RAW DATA:

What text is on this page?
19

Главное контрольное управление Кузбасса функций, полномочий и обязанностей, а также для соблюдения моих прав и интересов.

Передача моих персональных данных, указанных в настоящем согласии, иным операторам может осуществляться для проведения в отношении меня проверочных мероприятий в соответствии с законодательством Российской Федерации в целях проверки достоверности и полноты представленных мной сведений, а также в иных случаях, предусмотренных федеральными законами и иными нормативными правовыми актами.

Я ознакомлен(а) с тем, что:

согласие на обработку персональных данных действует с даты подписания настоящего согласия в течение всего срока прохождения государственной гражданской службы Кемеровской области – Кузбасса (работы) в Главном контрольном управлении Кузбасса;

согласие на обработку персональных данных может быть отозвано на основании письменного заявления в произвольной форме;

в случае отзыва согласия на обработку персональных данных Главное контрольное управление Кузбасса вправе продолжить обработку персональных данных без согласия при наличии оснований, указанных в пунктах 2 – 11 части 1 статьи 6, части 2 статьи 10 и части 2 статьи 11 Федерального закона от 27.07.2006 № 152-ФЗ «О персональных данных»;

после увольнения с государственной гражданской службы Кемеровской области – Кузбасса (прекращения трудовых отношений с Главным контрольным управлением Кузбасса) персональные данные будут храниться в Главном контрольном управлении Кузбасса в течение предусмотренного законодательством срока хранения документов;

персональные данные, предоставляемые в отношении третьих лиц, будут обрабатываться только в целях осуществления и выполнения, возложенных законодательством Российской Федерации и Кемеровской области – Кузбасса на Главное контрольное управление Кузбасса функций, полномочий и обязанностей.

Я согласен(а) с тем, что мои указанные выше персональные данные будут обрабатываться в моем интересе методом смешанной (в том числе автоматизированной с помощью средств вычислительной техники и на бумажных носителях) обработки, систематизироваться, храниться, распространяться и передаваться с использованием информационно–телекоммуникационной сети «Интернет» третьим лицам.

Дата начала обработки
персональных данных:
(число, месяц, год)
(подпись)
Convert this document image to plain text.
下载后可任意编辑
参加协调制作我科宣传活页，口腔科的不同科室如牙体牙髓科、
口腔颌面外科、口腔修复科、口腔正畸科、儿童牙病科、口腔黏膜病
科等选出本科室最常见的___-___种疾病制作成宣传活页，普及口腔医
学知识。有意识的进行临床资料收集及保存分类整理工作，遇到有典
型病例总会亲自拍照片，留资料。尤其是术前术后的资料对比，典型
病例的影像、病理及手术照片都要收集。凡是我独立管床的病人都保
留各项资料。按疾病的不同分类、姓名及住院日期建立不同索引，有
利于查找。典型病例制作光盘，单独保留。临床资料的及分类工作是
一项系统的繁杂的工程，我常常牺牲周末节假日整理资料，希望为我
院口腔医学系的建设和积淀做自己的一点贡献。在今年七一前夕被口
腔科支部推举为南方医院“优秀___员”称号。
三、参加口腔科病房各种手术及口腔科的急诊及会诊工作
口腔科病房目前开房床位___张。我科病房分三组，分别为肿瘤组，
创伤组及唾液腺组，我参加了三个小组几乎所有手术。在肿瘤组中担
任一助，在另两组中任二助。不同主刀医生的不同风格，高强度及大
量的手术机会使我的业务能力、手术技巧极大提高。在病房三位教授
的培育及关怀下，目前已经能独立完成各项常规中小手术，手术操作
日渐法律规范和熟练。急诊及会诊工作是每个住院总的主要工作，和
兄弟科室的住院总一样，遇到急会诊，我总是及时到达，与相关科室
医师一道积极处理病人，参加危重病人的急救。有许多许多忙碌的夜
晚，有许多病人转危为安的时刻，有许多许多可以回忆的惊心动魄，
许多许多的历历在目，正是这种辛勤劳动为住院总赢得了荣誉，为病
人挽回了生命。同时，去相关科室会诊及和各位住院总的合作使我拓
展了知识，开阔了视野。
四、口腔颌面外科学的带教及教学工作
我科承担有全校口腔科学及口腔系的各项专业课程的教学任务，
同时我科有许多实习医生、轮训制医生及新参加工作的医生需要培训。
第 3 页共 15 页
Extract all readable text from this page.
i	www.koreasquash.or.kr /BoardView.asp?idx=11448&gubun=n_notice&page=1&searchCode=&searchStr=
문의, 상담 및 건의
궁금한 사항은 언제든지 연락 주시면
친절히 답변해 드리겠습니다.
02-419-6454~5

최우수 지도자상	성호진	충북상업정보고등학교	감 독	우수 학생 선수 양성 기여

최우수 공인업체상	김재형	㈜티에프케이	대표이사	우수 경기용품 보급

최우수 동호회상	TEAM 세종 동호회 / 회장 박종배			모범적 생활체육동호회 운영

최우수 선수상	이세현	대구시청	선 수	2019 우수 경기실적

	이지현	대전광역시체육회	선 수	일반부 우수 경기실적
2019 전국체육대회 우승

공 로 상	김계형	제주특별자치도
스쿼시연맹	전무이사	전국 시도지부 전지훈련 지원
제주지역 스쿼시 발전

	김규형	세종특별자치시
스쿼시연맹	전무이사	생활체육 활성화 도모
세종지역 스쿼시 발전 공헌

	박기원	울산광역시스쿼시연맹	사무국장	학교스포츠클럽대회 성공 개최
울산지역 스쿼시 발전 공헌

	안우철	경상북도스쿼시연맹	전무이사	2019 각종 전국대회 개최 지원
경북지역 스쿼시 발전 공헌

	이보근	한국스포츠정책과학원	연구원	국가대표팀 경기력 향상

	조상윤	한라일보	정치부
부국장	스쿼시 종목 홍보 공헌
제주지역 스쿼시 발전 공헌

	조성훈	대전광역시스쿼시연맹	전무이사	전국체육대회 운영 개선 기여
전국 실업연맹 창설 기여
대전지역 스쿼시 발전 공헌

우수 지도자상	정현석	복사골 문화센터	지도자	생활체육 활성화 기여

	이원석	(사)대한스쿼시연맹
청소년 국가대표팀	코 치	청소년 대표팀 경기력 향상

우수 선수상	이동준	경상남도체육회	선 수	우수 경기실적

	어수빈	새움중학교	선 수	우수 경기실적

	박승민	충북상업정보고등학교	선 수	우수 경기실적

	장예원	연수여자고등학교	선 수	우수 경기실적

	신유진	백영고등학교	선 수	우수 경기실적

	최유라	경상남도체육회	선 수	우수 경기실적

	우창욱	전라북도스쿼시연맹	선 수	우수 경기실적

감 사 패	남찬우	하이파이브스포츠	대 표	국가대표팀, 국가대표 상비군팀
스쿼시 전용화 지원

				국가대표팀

OBJECTIVE:
Locate the word "경기실적" in the data above. Copy every line carrying it.

OUTPUT BELOW:
최우수 선수상	이세현	대구시청	선 수	2019 우수 경기실적
	이지현	대전광역시체육회	선 수	일반부 우수 경기실적
우수 선수상	이동준	경상남도체육회	선 수	우수 경기실적
	어수빈	새움중학교	선 수	우수 경기실적
	박승민	충북상업정보고등학교	선 수	우수 경기실적
	장예원	연수여자고등학교	선 수	우수 경기실적
	신유진	백영고등학교	선 수	우수 경기실적
	최유라	경상남도체육회	선 수	우수 경기실적
	우창욱	전라북도스쿼시연맹	선 수	우수 경기실적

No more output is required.